● **Excerpt**
+--
You are here: Boundary disputes and Bad Neighbours

What happens when you and your neighbour disagree about a wall or a fence?

If boundary disputes are not resolved quickly – as many a news headline has shown - things can soon escalate into expensive and legal battles as they rage on for years and years over who has the right to (quite often) a tiny strip of land.

The most common is a residential dispute where neighbours fall out over a new fence or overgrown hedge. Too often, you hear about pensioners losing their home because they couldn’t afford legal bills after disputing a new fence their neighbours had put up; or an extension that has to be torn down because neighbours claimed it crept three inches onto their property.

Leaving a dispute unresolved, keeping quiet about it or misrepresenting the facts can affect any chance of selling your house if you decide to move. As a seller, you must fill out a Property Information Form (TA6), which gives prospective buyers a whole host of information about your property that they couldn’t find in a standard search. This includes any information about boundaries. If there is an on-going or historic boundary dispute, then any buyer who requires a mortgage for your property, will not be able to get one.

So what is a boundary dispute?

A boundary dispute occurs when two people both believe they have the right to a piece of land. It can be about the location, condition or responsibility of a boundary between their properties.
+--
● **Instructions to follow**
Please continue the text on boundary disputes between neighbors above, starting right after its last sentence.
+--
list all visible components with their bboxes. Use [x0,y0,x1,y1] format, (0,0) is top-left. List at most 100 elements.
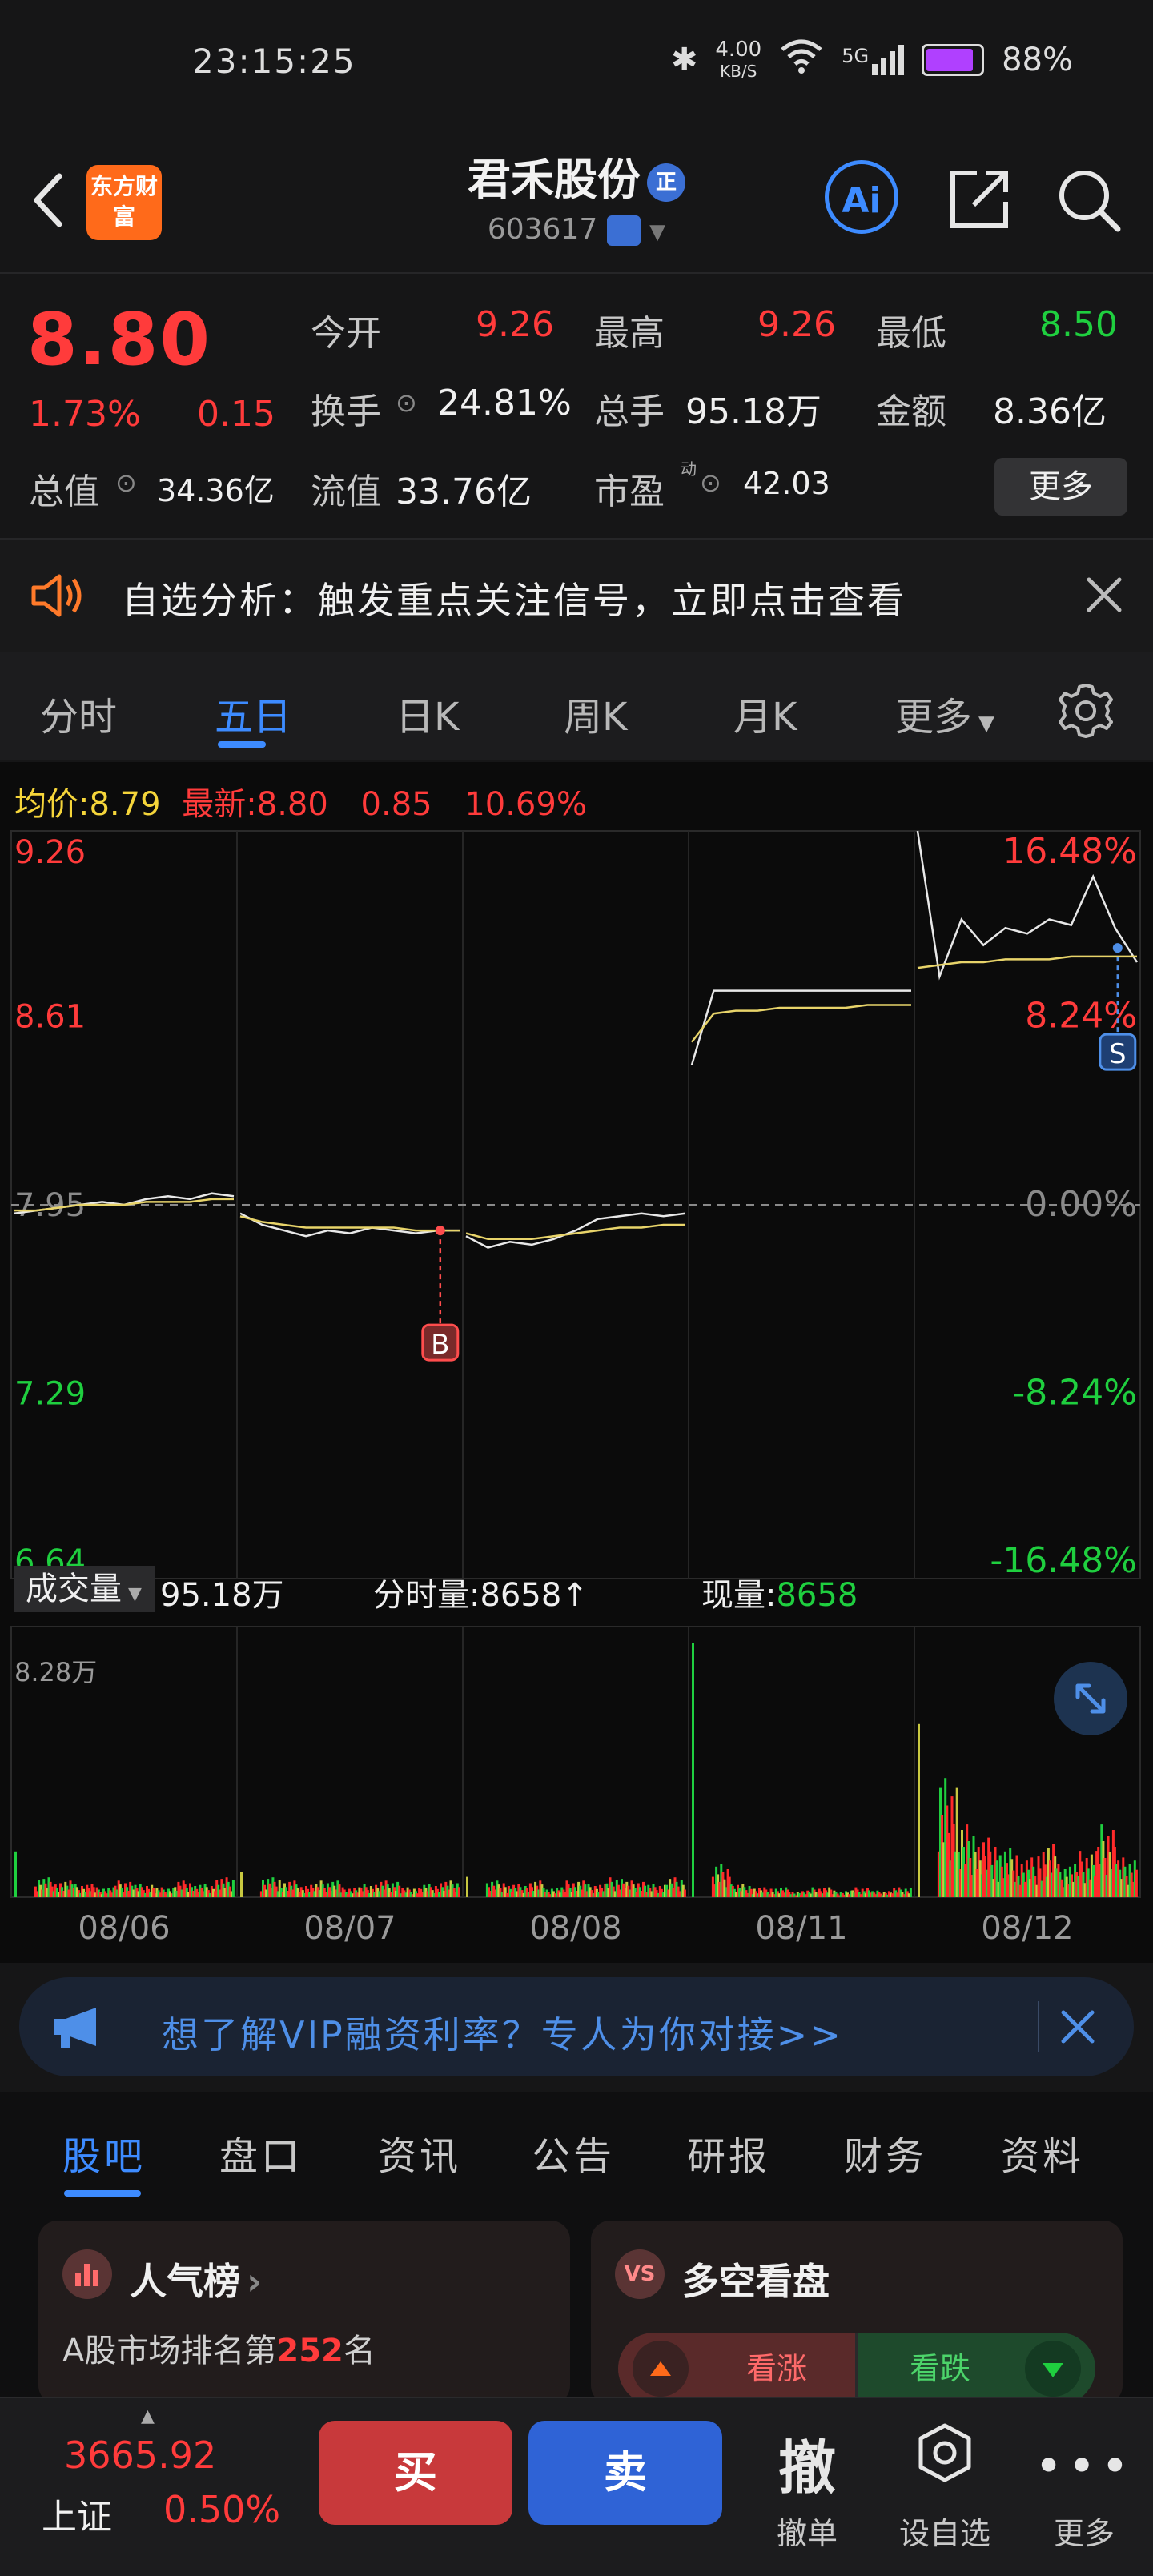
signal-icon: 5G [842,45,905,75]
high-value: 9.26 [757,304,836,345]
tab-monthly-k[interactable]: 月K [733,685,797,741]
price-line [465,1212,686,1249]
avg-line [465,1223,685,1241]
bull-label: 看涨 [746,2351,808,2386]
bull-bear-card[interactable]: VS 多空看盘 看涨 看跌 [591,2221,1123,2405]
volume-bar [240,1872,243,1897]
tab-intraday[interactable]: 分时 [40,685,117,741]
vip-text: 想了解VIP融资利率？专人为你对接>> [162,2013,843,2056]
ai-button[interactable]: Ai [825,160,898,234]
pe-label: 市盈 [594,471,665,512]
add-watchlist-button[interactable]: 设自选 [889,2398,1001,2576]
search-icon[interactable] [1054,165,1123,234]
status-bar: 23:15:25 ✱ 4.00 KB/S 5G 88% [0,0,1153,136]
volume-frame [10,1626,1141,1898]
bear-vote-button[interactable] [1025,2341,1081,2397]
volume-bar [14,1851,17,1897]
tab-five-day[interactable]: 五日 [215,685,291,741]
volume-bar [692,1643,694,1897]
status-icons: ✱ 4.00 KB/S 5G 88% [671,38,1073,82]
mktcap-value: 34.36亿 [157,473,275,508]
chevron-down-icon: ▼ [128,1584,142,1604]
index-expand-icon[interactable]: ▲ [141,2406,155,2426]
gear-icon[interactable] [1055,680,1116,741]
level2-icon [606,215,641,246]
tab-orderbook[interactable]: 盘口 [219,2125,303,2181]
share-icon[interactable] [945,165,1014,234]
pe-superscript: 动 [681,459,697,479]
float-label: 流值 [311,471,381,512]
y-tick-left: 7.29 [14,1375,86,1412]
turnover-value: 24.81% [437,383,572,423]
tab-research[interactable]: 研报 [687,2125,770,2181]
stock-header: 东方财富 君禾股份正 603617 ▼ Ai [0,136,1153,272]
bottom-toolbar: ▲ 3665.92 上证 0.50% 买 卖 撤 撤单 设自选 ••• 更多 [0,2397,1153,2576]
tab-news[interactable]: 资讯 [378,2125,461,2181]
speaker-icon [31,574,82,617]
status-time: 23:15:25 [192,42,356,81]
info-icon[interactable]: ⊙ [396,387,417,418]
volume-bar [466,1876,468,1897]
more-dots-icon: ••• [1034,2438,1135,2494]
info-icon[interactable]: ⊙ [700,467,721,498]
chart-tabs: 分时 五日 日K 周K 月K 更多 ▼ [0,652,1153,760]
bull-bear-title: 多空看盘 [682,2260,830,2303]
expand-icon[interactable] [1054,1662,1127,1735]
y-tick-right: 16.48% [1002,831,1137,872]
volume-selector[interactable]: 成交量 ▼ [14,1566,155,1612]
tab-daily-k[interactable]: 日K [396,685,459,741]
buy-button[interactable]: 买 [319,2421,512,2525]
sell-button[interactable]: 卖 [528,2421,722,2525]
alert-banner[interactable]: 自选分析：触发重点关注信号，立即点击查看 [0,538,1153,653]
x-tick: 08/12 [981,1910,1073,1947]
tab-announcements[interactable]: 公告 [532,2125,615,2181]
change-amount: 0.15 [197,394,275,435]
bull-vote-button[interactable] [633,2341,689,2397]
cancel-order-button[interactable]: 撤 撤单 [751,2398,863,2576]
low-value: 8.50 [1039,304,1118,345]
popularity-rank: A股市场排名第252名 [62,2333,376,2369]
vip-banner[interactable]: 想了解VIP融资利率？专人为你对接>> [19,1977,1134,2076]
volume-bar [918,1723,920,1897]
chevron-down-icon: ▼ [649,220,666,244]
more-menu-button[interactable]: ••• 更多 [1028,2398,1140,2576]
five-day-chart: 9.268.617.957.296.6416.48%8.24%0.00%-8.2… [10,830,1141,1947]
tab-financials[interactable]: 财务 [844,2125,927,2181]
tab-underline [218,741,266,748]
y-tick-right: 0.00% [1025,1184,1137,1225]
bear-label: 看跌 [910,2351,971,2386]
megaphone-icon [54,2008,96,2048]
marker-dot [435,1226,445,1236]
tab-profile[interactable]: 资料 [1001,2125,1084,2181]
sell-marker: S [1109,1038,1127,1070]
more-quote-button[interactable]: 更多 [994,458,1127,516]
quote-panel: 8.80 1.73% 0.15 今开 9.26 最高 9.26 最低 8.50 … [0,272,1153,538]
chart-area[interactable]: 均价:8.79 最新:8.80 0.85 10.69% 9.26 8.61 7.95… [0,762,1153,1963]
tab-more[interactable]: 更多 ▼ [895,685,994,741]
y-tick-right: -8.24% [1012,1372,1137,1413]
tab-weekly-k[interactable]: 周K [564,685,627,741]
x-tick: 08/08 [529,1910,621,1947]
avg-line [917,955,1137,969]
y-tick-left: 9.26 [14,834,86,871]
pe-value: 42.03 [743,466,830,501]
battery-icon [922,44,985,76]
stock-code: 603617 [487,213,598,246]
tab-underline [64,2190,141,2197]
buy-marker: B [431,1329,449,1361]
alert-text: 自选分析：触发重点关注信号，立即点击查看 [122,579,906,622]
hexagon-icon [918,2423,971,2482]
x-tick: 08/06 [78,1910,170,1947]
tab-forum[interactable]: 股吧 [62,2125,146,2181]
info-icon[interactable]: ⊙ [115,467,137,498]
current-volume: 现量:8658 [701,1577,858,1614]
divider [1038,2001,1039,2052]
open-value: 9.26 [476,304,554,345]
popularity-title: 人气榜 › [130,2260,262,2303]
bluetooth-icon: ✱ [670,42,698,78]
close-icon[interactable] [1086,576,1123,613]
close-icon[interactable] [1059,2008,1097,2046]
popularity-card[interactable]: 人气榜 › A股市场排名第252名 [38,2221,570,2405]
open-label: 今开 [311,313,381,354]
volume-bar [909,1888,912,1897]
+--
● **Task output**
The first thing to check is who owns the land being disputed. This information is available on the property deeds and most commonly happens when boundaries have been changed by encroachment. The deeds are more important than the Land Registry Title Plan, which just shows the general, physical boundaries of your property rather than legal parameters.

The next step is to try communicating the issue with your neighbour before things escalate out of control. Approach the person with whom you have a disagreement and be as reasonable as you can. Together, you might be able to resolve the issue without the need for costly and specialist advice.

The Royal Institution of Chartered Surveyors (RICS) operates a boundary dispute helpline on 024 7686 8555, where you can gain 30 minutes of free advice from a RICS registered member. Otherwise, instructing a property surveyor or solicitor in the first instance can help you establish the status of a disputed boundary and avoid any delays further down the conveyancing process.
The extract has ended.